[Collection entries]
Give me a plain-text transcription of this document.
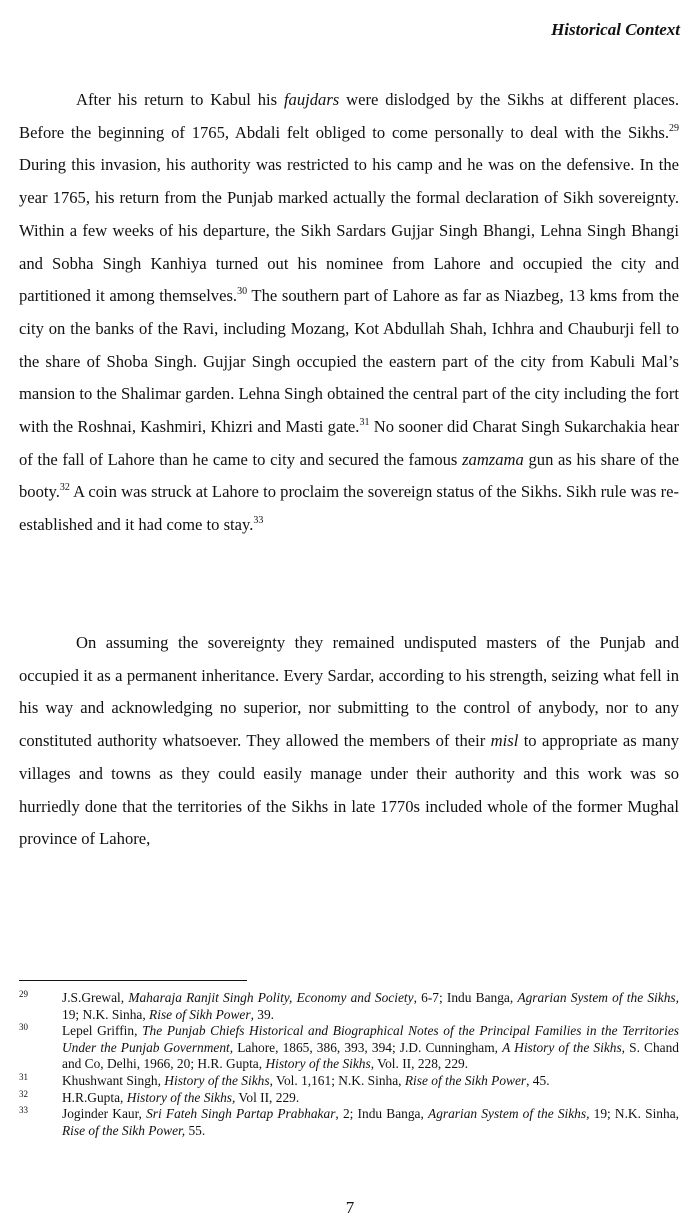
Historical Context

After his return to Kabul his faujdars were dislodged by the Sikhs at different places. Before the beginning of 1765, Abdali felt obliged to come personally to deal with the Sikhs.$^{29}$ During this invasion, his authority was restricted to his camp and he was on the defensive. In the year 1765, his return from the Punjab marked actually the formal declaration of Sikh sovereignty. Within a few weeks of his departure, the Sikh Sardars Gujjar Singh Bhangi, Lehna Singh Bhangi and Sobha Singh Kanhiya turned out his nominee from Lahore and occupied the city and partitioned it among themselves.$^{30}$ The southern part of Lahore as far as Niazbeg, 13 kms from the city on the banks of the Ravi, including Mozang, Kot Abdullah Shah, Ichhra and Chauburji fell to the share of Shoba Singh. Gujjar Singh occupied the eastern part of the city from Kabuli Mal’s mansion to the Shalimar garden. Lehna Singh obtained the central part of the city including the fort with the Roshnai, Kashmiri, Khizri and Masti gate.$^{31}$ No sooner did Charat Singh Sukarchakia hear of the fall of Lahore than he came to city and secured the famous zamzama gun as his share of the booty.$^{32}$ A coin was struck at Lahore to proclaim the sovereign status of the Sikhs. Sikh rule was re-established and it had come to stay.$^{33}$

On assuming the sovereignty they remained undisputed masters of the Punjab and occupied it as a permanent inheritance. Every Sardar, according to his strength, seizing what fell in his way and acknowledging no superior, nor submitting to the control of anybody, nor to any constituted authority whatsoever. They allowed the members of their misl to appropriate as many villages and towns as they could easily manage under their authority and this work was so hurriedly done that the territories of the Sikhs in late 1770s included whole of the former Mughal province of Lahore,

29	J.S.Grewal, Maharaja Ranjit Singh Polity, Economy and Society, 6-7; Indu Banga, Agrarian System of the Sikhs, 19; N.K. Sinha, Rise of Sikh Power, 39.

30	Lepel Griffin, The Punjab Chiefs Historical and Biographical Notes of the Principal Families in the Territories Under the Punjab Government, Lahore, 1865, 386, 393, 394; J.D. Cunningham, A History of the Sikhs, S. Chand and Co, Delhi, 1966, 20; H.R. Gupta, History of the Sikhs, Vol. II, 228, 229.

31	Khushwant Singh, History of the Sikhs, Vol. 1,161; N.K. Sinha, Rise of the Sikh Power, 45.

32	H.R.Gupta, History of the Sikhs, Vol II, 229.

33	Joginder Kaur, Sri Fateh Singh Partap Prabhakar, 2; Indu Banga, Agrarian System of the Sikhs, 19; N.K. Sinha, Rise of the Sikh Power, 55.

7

=== Exercise brief ===
Reproduce the full listing above verbatim, with no pictures included.

=== Answer for this exercise ===
Give me a plain-text transcription of this document.
Historical Context

After his return to Kabul his faujdars were dislodged by the Sikhs at different places. Before the beginning of 1765, Abdali felt obliged to come personally to deal with the Sikhs.$^{29}$ During this invasion, his authority was restricted to his camp and he was on the defensive. In the year 1765, his return from the Punjab marked actually the formal declaration of Sikh sovereignty. Within a few weeks of his departure, the Sikh Sardars Gujjar Singh Bhangi, Lehna Singh Bhangi and Sobha Singh Kanhiya turned out his nominee from Lahore and occupied the city and partitioned it among themselves.$^{30}$ The southern part of Lahore as far as Niazbeg, 13 kms from the city on the banks of the Ravi, including Mozang, Kot Abdullah Shah, Ichhra and Chauburji fell to the share of Shoba Singh. Gujjar Singh occupied the eastern part of the city from Kabuli Mal’s mansion to the Shalimar garden. Lehna Singh obtained the central part of the city including the fort with the Roshnai, Kashmiri, Khizri and Masti gate.$^{31}$ No sooner did Charat Singh Sukarchakia hear of the fall of Lahore than he came to city and secured the famous zamzama gun as his share of the booty.$^{32}$ A coin was struck at Lahore to proclaim the sovereign status of the Sikhs. Sikh rule was re-established and it had come to stay.$^{33}$

On assuming the sovereignty they remained undisputed masters of the Punjab and occupied it as a permanent inheritance. Every Sardar, according to his strength, seizing what fell in his way and acknowledging no superior, nor submitting to the control of anybody, nor to any constituted authority whatsoever. They allowed the members of their misl to appropriate as many villages and towns as they could easily manage under their authority and this work was so hurriedly done that the territories of the Sikhs in late 1770s included whole of the former Mughal province of Lahore,

29	J.S.Grewal, Maharaja Ranjit Singh Polity, Economy and Society, 6-7; Indu Banga, Agrarian System of the Sikhs, 19; N.K. Sinha, Rise of Sikh Power, 39.

30	Lepel Griffin, The Punjab Chiefs Historical and Biographical Notes of the Principal Families in the Territories Under the Punjab Government, Lahore, 1865, 386, 393, 394; J.D. Cunningham, A History of the Sikhs, S. Chand and Co, Delhi, 1966, 20; H.R. Gupta, History of the Sikhs, Vol. II, 228, 229.

31	Khushwant Singh, History of the Sikhs, Vol. 1,161; N.K. Sinha, Rise of the Sikh Power, 45.

32	H.R.Gupta, History of the Sikhs, Vol II, 229.

33	Joginder Kaur, Sri Fateh Singh Partap Prabhakar, 2; Indu Banga, Agrarian System of the Sikhs, 19; N.K. Sinha, Rise of the Sikh Power, 55.

7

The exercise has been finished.